Start Source data

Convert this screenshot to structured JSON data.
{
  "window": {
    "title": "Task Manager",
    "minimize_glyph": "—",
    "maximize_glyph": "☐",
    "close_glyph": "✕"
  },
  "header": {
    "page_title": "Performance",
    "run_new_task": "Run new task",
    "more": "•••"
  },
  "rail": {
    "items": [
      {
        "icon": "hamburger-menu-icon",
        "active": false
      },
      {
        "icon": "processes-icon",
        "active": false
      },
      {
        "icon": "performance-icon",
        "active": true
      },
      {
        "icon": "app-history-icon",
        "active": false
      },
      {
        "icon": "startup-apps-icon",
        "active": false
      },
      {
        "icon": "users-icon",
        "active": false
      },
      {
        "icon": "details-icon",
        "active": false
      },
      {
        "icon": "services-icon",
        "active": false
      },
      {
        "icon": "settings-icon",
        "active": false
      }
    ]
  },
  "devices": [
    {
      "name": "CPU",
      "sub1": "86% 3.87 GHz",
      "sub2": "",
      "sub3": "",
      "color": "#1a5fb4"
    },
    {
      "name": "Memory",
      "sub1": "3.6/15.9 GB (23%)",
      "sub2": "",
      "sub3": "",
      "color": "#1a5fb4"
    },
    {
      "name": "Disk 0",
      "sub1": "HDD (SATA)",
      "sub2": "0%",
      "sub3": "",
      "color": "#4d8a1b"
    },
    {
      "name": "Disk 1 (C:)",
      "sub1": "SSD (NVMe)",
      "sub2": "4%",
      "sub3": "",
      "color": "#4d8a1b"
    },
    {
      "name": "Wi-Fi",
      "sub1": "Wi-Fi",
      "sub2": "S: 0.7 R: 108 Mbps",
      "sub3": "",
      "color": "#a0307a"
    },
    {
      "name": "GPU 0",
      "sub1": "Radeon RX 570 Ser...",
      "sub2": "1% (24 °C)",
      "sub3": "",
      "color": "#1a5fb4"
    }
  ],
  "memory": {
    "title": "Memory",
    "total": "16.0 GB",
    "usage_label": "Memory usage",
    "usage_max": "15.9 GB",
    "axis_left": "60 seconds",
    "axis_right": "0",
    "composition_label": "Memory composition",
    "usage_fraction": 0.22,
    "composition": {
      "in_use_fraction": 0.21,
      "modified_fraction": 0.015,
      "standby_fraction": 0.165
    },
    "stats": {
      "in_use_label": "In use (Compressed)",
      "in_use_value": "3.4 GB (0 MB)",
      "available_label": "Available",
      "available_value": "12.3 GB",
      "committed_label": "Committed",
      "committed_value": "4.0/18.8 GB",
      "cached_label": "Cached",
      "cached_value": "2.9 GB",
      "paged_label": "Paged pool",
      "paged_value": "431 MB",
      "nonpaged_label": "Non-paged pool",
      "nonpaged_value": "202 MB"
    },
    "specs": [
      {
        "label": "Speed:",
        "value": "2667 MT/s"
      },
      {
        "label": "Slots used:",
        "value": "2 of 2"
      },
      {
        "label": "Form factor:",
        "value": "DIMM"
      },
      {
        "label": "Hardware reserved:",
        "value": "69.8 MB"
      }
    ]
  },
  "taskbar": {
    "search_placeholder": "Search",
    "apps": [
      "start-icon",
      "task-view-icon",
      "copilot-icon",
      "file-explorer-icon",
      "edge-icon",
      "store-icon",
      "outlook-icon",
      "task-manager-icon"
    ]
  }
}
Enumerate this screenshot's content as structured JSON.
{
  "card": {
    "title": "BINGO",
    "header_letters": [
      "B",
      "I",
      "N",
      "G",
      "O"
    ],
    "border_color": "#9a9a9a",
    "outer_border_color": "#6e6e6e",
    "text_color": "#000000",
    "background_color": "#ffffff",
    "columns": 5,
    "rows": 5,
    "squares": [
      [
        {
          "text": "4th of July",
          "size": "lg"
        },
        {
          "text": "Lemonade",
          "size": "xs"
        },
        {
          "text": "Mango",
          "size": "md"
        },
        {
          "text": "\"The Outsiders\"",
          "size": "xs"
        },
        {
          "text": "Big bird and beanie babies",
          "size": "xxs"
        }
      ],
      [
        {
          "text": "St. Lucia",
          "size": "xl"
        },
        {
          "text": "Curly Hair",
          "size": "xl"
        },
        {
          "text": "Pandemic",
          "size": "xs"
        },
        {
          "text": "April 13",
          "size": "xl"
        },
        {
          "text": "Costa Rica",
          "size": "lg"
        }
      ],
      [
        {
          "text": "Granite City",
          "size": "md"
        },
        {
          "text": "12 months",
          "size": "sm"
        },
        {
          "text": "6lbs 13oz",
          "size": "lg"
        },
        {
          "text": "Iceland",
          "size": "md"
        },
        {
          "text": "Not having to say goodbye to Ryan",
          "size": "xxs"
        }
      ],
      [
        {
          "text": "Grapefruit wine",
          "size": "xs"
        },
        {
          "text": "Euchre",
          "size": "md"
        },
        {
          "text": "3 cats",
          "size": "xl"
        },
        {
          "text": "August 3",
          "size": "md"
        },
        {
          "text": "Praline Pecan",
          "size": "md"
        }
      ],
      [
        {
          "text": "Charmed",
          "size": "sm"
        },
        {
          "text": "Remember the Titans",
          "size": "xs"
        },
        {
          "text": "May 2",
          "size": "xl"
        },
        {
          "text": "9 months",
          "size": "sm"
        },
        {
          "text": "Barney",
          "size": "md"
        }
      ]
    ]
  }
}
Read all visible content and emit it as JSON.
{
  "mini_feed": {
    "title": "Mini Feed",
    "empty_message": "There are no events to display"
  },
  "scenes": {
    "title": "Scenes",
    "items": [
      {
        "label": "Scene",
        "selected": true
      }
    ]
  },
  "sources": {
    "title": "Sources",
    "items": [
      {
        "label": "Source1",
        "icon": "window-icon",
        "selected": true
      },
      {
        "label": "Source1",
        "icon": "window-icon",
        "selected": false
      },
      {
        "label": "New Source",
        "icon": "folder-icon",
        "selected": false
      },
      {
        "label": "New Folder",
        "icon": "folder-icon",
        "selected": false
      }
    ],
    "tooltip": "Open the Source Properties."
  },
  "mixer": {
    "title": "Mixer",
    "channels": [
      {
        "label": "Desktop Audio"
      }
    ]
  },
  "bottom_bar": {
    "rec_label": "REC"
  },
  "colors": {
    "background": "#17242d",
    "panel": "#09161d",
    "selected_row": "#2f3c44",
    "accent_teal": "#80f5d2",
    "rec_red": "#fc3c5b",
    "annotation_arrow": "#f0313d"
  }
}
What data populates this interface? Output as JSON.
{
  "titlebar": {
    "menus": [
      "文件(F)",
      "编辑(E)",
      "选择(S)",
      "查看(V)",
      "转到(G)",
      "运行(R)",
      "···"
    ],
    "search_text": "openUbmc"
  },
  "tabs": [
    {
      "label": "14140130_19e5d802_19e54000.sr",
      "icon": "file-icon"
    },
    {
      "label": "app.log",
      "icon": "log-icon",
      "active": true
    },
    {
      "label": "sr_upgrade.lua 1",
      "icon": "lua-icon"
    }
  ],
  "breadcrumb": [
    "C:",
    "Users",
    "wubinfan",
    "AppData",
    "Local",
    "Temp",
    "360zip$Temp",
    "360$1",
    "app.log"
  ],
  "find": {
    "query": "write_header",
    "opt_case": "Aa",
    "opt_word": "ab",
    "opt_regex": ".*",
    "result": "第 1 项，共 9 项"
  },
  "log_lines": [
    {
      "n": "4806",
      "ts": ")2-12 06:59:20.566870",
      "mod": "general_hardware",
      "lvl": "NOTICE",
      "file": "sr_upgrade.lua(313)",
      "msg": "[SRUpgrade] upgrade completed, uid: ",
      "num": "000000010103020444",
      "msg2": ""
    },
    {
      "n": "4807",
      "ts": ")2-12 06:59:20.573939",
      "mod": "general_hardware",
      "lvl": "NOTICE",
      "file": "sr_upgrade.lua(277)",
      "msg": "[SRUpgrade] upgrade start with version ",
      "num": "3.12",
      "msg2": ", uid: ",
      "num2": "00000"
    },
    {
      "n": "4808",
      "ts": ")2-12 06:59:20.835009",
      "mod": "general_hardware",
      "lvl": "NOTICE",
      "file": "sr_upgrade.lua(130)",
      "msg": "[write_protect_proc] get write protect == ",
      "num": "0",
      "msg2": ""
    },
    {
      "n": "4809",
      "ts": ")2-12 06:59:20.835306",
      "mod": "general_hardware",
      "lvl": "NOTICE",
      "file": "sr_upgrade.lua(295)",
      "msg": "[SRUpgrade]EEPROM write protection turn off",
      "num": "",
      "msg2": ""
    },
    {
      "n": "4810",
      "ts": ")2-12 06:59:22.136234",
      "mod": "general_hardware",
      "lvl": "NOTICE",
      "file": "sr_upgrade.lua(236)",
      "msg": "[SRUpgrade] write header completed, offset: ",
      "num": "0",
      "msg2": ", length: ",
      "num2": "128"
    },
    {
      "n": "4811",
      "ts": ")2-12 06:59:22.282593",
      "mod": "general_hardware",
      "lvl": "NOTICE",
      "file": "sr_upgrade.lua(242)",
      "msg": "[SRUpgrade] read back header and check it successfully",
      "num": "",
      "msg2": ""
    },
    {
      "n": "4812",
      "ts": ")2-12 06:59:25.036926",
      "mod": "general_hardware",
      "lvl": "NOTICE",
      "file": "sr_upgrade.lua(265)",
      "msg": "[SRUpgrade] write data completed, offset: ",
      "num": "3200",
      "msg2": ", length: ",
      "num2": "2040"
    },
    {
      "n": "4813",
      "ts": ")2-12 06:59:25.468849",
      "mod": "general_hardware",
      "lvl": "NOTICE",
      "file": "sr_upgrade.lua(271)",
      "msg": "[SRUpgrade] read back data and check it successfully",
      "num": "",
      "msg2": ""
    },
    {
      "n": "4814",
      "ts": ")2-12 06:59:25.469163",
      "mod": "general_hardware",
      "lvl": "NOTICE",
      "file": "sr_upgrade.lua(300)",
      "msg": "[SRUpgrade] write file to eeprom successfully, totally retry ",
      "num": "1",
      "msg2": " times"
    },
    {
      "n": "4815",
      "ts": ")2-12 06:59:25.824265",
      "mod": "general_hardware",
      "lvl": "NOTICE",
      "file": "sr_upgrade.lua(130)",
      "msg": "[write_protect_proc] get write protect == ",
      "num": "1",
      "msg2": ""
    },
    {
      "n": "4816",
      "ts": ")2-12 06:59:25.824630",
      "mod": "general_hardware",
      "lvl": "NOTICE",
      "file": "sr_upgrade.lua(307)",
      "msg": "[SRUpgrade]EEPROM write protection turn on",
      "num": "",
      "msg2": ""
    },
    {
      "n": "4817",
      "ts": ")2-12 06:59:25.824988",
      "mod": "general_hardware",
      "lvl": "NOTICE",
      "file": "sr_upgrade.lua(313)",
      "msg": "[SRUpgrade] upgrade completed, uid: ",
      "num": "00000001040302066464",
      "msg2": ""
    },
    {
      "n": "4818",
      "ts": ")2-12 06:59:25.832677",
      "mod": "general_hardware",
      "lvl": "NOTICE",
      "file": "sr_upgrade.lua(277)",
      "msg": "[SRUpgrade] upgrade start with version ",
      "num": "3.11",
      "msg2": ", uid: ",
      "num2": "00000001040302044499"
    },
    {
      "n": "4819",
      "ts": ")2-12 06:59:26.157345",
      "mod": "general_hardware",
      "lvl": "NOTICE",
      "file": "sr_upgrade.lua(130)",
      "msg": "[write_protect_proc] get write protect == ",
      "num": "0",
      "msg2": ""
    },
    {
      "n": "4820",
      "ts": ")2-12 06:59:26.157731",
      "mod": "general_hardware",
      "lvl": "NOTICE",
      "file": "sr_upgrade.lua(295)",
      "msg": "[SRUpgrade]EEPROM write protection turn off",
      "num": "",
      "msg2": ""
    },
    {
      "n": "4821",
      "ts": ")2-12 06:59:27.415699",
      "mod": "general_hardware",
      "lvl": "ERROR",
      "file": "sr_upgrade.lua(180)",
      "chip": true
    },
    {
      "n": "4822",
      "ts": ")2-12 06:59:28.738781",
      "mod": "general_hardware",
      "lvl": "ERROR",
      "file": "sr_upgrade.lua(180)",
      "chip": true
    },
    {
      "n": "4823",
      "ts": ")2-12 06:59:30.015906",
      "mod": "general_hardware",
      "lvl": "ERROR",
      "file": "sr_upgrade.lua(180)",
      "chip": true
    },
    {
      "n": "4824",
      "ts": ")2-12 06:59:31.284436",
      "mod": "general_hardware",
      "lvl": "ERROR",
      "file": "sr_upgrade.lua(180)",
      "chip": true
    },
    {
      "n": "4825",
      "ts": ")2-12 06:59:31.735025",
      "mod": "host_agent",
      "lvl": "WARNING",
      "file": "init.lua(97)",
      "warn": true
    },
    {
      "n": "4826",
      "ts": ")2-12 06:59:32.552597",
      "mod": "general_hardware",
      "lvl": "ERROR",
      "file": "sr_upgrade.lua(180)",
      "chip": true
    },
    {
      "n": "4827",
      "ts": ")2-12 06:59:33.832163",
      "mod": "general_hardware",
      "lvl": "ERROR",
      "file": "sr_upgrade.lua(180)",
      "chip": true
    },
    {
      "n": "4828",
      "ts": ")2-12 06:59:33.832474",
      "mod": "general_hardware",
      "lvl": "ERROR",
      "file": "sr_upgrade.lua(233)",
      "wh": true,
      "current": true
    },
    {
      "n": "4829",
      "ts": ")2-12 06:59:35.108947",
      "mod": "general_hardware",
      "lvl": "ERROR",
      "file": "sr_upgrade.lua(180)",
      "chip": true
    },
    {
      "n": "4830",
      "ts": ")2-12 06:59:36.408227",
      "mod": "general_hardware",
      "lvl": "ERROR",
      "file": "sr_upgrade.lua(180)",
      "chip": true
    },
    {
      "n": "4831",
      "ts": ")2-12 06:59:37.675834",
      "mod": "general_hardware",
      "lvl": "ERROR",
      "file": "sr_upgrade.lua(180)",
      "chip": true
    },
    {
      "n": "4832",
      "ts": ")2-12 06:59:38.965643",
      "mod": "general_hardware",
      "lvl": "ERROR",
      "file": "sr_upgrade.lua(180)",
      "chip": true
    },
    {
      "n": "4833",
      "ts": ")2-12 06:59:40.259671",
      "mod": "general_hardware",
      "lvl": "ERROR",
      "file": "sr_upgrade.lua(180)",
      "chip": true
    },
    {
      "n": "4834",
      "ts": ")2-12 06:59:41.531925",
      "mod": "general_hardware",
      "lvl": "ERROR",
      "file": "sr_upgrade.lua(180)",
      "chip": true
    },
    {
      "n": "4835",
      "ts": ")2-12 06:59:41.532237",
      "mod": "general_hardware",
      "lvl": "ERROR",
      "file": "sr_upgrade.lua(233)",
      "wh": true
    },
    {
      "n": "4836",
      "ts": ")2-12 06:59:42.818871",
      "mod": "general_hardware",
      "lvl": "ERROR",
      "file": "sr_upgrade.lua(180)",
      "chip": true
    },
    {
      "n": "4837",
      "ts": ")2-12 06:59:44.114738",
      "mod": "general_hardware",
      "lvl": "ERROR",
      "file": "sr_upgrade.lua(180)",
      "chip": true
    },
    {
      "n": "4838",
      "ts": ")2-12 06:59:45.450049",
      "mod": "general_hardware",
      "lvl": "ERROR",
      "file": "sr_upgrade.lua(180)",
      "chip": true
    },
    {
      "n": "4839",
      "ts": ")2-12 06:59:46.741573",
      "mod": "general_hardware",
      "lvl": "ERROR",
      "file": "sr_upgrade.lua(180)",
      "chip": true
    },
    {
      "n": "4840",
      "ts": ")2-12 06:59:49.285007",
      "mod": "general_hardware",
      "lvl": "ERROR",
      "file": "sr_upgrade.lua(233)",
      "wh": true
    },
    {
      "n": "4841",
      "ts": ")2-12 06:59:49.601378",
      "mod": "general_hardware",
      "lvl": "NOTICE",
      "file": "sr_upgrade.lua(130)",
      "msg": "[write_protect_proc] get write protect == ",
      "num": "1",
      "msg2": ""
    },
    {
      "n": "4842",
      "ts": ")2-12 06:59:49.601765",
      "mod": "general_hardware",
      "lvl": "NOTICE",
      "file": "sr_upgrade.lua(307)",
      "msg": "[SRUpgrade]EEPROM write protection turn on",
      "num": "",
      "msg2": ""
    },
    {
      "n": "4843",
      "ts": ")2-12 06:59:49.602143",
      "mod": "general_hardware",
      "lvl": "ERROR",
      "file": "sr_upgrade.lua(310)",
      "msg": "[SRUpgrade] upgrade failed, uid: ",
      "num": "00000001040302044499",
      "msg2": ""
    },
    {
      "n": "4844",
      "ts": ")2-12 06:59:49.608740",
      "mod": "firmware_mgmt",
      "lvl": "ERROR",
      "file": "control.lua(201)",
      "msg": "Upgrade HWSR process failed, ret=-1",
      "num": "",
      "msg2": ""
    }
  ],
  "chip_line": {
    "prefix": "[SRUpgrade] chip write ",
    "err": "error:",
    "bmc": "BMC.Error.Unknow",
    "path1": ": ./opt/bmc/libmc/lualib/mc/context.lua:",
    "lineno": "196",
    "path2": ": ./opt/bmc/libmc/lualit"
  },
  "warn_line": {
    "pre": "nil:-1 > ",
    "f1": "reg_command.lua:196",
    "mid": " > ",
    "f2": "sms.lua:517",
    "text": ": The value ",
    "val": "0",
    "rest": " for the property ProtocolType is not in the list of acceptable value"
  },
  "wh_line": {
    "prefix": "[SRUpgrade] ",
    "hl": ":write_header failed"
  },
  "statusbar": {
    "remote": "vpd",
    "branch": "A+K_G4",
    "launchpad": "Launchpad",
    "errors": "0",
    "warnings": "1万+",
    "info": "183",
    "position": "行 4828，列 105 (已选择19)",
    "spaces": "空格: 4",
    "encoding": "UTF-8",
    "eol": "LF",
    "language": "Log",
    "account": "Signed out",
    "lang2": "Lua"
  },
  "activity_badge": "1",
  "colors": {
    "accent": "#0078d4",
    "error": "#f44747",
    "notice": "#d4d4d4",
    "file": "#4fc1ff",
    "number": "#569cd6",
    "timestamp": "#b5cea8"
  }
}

End Source data

* What is asked *
Which lines of the data above contain "screenshot"? Copy each one.

* Answer to the problem *
Convert this screenshot to structured JSON data.
Enumerate this screenshot's content as structured JSON.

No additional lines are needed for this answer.